• _Exercise requirements_: Copy all the material below, exactly as it stands.

Extracted data entries:
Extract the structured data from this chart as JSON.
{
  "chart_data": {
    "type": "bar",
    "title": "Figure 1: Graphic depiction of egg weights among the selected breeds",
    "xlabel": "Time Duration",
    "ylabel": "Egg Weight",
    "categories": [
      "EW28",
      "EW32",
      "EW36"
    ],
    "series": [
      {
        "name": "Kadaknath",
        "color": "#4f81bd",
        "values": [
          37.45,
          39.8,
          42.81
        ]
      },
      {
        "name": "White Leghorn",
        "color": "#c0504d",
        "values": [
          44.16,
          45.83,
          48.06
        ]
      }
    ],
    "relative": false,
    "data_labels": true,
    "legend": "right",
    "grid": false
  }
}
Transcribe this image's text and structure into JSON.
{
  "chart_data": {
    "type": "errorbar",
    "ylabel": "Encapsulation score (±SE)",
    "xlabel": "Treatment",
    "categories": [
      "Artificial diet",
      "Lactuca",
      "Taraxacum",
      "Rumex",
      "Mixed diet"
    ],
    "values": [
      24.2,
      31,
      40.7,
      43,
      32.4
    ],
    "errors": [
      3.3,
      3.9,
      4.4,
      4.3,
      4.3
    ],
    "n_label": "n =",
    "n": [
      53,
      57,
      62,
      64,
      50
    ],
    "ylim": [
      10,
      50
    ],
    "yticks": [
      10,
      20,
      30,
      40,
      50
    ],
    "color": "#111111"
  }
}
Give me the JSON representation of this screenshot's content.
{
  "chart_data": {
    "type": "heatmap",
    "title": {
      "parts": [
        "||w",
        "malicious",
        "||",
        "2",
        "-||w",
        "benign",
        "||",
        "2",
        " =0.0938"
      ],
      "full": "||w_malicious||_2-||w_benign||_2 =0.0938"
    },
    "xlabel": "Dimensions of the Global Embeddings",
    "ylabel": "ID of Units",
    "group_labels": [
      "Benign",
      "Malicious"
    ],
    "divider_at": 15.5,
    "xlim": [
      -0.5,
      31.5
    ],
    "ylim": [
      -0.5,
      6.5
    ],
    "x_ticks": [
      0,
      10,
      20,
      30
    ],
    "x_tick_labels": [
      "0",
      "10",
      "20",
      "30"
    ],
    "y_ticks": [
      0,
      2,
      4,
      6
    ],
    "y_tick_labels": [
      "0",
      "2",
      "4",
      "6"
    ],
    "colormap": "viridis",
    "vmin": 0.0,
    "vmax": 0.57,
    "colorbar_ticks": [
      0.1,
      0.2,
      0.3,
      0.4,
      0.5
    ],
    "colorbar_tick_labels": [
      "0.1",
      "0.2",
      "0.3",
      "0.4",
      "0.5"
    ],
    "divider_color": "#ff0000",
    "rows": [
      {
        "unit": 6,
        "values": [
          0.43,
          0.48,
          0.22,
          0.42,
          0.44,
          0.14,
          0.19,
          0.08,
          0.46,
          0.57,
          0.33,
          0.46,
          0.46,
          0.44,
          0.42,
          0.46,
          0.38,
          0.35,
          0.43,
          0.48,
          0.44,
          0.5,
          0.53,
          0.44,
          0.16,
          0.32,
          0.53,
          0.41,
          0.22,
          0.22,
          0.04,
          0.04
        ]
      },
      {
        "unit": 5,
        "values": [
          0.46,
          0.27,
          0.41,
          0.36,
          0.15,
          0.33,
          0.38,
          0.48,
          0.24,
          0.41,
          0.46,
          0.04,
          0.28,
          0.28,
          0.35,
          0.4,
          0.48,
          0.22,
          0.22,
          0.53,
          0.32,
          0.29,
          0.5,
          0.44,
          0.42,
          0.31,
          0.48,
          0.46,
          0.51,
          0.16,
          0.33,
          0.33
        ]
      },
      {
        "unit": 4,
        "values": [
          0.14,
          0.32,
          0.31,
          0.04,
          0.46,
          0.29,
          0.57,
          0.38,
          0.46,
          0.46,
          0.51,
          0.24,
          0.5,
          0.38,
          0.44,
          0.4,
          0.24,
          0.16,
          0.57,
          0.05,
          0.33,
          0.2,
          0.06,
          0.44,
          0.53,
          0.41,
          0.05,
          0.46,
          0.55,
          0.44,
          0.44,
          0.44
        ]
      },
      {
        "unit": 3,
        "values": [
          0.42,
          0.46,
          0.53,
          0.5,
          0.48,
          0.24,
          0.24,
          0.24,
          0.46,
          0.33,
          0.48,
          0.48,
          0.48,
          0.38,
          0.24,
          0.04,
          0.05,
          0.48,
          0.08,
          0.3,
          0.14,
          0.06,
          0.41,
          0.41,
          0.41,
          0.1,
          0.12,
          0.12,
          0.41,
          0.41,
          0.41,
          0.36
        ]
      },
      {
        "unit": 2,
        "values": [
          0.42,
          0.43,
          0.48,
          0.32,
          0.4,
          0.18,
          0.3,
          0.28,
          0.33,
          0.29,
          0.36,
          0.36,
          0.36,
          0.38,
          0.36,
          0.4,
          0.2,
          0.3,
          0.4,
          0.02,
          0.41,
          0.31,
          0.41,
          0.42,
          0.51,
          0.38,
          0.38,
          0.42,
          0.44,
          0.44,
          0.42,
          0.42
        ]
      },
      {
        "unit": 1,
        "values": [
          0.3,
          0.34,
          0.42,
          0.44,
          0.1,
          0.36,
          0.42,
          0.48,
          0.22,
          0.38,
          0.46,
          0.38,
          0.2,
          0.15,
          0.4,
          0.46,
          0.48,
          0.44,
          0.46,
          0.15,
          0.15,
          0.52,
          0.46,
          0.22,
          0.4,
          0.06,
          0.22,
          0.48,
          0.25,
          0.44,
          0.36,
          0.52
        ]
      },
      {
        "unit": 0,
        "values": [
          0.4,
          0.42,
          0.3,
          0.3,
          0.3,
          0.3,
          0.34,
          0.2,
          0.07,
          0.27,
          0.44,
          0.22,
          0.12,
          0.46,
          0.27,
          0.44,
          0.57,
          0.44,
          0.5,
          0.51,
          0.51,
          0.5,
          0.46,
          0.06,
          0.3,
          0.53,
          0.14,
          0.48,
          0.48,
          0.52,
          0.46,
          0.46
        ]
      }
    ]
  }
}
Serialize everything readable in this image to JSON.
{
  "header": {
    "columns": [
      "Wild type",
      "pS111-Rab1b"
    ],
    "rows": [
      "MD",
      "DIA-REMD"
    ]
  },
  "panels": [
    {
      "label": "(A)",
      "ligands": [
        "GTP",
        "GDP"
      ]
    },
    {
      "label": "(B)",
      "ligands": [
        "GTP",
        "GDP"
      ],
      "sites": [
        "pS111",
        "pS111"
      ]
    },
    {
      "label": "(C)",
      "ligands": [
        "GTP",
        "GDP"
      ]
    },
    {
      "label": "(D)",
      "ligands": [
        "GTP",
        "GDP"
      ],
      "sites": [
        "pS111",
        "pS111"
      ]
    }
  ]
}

• _Result of the task_:
Extract the structured data from this chart as JSON.
{
  "chart_data": {
    "type": "bar",
    "title": "Figure 1: Graphic depiction of egg weights among the selected breeds",
    "xlabel": "Time Duration",
    "ylabel": "Egg Weight",
    "categories": [
      "EW28",
      "EW32",
      "EW36"
    ],
    "series": [
      {
        "name": "Kadaknath",
        "color": "#4f81bd",
        "values": [
          37.45,
          39.8,
          42.81
        ]
      },
      {
        "name": "White Leghorn",
        "color": "#c0504d",
        "values": [
          44.16,
          45.83,
          48.06
        ]
      }
    ],
    "relative": false,
    "data_labels": true,
    "legend": "right",
    "grid": false
  }
}
Transcribe this image's text and structure into JSON.
{
  "chart_data": {
    "type": "errorbar",
    "ylabel": "Encapsulation score (±SE)",
    "xlabel": "Treatment",
    "categories": [
      "Artificial diet",
      "Lactuca",
      "Taraxacum",
      "Rumex",
      "Mixed diet"
    ],
    "values": [
      24.2,
      31,
      40.7,
      43,
      32.4
    ],
    "errors": [
      3.3,
      3.9,
      4.4,
      4.3,
      4.3
    ],
    "n_label": "n =",
    "n": [
      53,
      57,
      62,
      64,
      50
    ],
    "ylim": [
      10,
      50
    ],
    "yticks": [
      10,
      20,
      30,
      40,
      50
    ],
    "color": "#111111"
  }
}
Give me the JSON representation of this screenshot's content.
{
  "chart_data": {
    "type": "heatmap",
    "title": {
      "parts": [
        "||w",
        "malicious",
        "||",
        "2",
        "-||w",
        "benign",
        "||",
        "2",
        " =0.0938"
      ],
      "full": "||w_malicious||_2-||w_benign||_2 =0.0938"
    },
    "xlabel": "Dimensions of the Global Embeddings",
    "ylabel": "ID of Units",
    "group_labels": [
      "Benign",
      "Malicious"
    ],
    "divider_at": 15.5,
    "xlim": [
      -0.5,
      31.5
    ],
    "ylim": [
      -0.5,
      6.5
    ],
    "x_ticks": [
      0,
      10,
      20,
      30
    ],
    "x_tick_labels": [
      "0",
      "10",
      "20",
      "30"
    ],
    "y_ticks": [
      0,
      2,
      4,
      6
    ],
    "y_tick_labels": [
      "0",
      "2",
      "4",
      "6"
    ],
    "colormap": "viridis",
    "vmin": 0.0,
    "vmax": 0.57,
    "colorbar_ticks": [
      0.1,
      0.2,
      0.3,
      0.4,
      0.5
    ],
    "colorbar_tick_labels": [
      "0.1",
      "0.2",
      "0.3",
      "0.4",
      "0.5"
    ],
    "divider_color": "#ff0000",
    "rows": [
      {
        "unit": 6,
        "values": [
          0.43,
          0.48,
          0.22,
          0.42,
          0.44,
          0.14,
          0.19,
          0.08,
          0.46,
          0.57,
          0.33,
          0.46,
          0.46,
          0.44,
          0.42,
          0.46,
          0.38,
          0.35,
          0.43,
          0.48,
          0.44,
          0.5,
          0.53,
          0.44,
          0.16,
          0.32,
          0.53,
          0.41,
          0.22,
          0.22,
          0.04,
          0.04
        ]
      },
      {
        "unit": 5,
        "values": [
          0.46,
          0.27,
          0.41,
          0.36,
          0.15,
          0.33,
          0.38,
          0.48,
          0.24,
          0.41,
          0.46,
          0.04,
          0.28,
          0.28,
          0.35,
          0.4,
          0.48,
          0.22,
          0.22,
          0.53,
          0.32,
          0.29,
          0.5,
          0.44,
          0.42,
          0.31,
          0.48,
          0.46,
          0.51,
          0.16,
          0.33,
          0.33
        ]
      },
      {
        "unit": 4,
        "values": [
          0.14,
          0.32,
          0.31,
          0.04,
          0.46,
          0.29,
          0.57,
          0.38,
          0.46,
          0.46,
          0.51,
          0.24,
          0.5,
          0.38,
          0.44,
          0.4,
          0.24,
          0.16,
          0.57,
          0.05,
          0.33,
          0.2,
          0.06,
          0.44,
          0.53,
          0.41,
          0.05,
          0.46,
          0.55,
          0.44,
          0.44,
          0.44
        ]
      },
      {
        "unit": 3,
        "values": [
          0.42,
          0.46,
          0.53,
          0.5,
          0.48,
          0.24,
          0.24,
          0.24,
          0.46,
          0.33,
          0.48,
          0.48,
          0.48,
          0.38,
          0.24,
          0.04,
          0.05,
          0.48,
          0.08,
          0.3,
          0.14,
          0.06,
          0.41,
          0.41,
          0.41,
          0.1,
          0.12,
          0.12,
          0.41,
          0.41,
          0.41,
          0.36
        ]
      },
      {
        "unit": 2,
        "values": [
          0.42,
          0.43,
          0.48,
          0.32,
          0.4,
          0.18,
          0.3,
          0.28,
          0.33,
          0.29,
          0.36,
          0.36,
          0.36,
          0.38,
          0.36,
          0.4,
          0.2,
          0.3,
          0.4,
          0.02,
          0.41,
          0.31,
          0.41,
          0.42,
          0.51,
          0.38,
          0.38,
          0.42,
          0.44,
          0.44,
          0.42,
          0.42
        ]
      },
      {
        "unit": 1,
        "values": [
          0.3,
          0.34,
          0.42,
          0.44,
          0.1,
          0.36,
          0.42,
          0.48,
          0.22,
          0.38,
          0.46,
          0.38,
          0.2,
          0.15,
          0.4,
          0.46,
          0.48,
          0.44,
          0.46,
          0.15,
          0.15,
          0.52,
          0.46,
          0.22,
          0.4,
          0.06,
          0.22,
          0.48,
          0.25,
          0.44,
          0.36,
          0.52
        ]
      },
      {
        "unit": 0,
        "values": [
          0.4,
          0.42,
          0.3,
          0.3,
          0.3,
          0.3,
          0.34,
          0.2,
          0.07,
          0.27,
          0.44,
          0.22,
          0.12,
          0.46,
          0.27,
          0.44,
          0.57,
          0.44,
          0.5,
          0.51,
          0.51,
          0.5,
          0.46,
          0.06,
          0.3,
          0.53,
          0.14,
          0.48,
          0.48,
          0.52,
          0.46,
          0.46
        ]
      }
    ]
  }
}
Serialize everything readable in this image to JSON.
{
  "header": {
    "columns": [
      "Wild type",
      "pS111-Rab1b"
    ],
    "rows": [
      "MD",
      "DIA-REMD"
    ]
  },
  "panels": [
    {
      "label": "(A)",
      "ligands": [
        "GTP",
        "GDP"
      ]
    },
    {
      "label": "(B)",
      "ligands": [
        "GTP",
        "GDP"
      ],
      "sites": [
        "pS111",
        "pS111"
      ]
    },
    {
      "label": "(C)",
      "ligands": [
        "GTP",
        "GDP"
      ]
    },
    {
      "label": "(D)",
      "ligands": [
        "GTP",
        "GDP"
      ],
      "sites": [
        "pS111",
        "pS111"
      ]
    }
  ]
}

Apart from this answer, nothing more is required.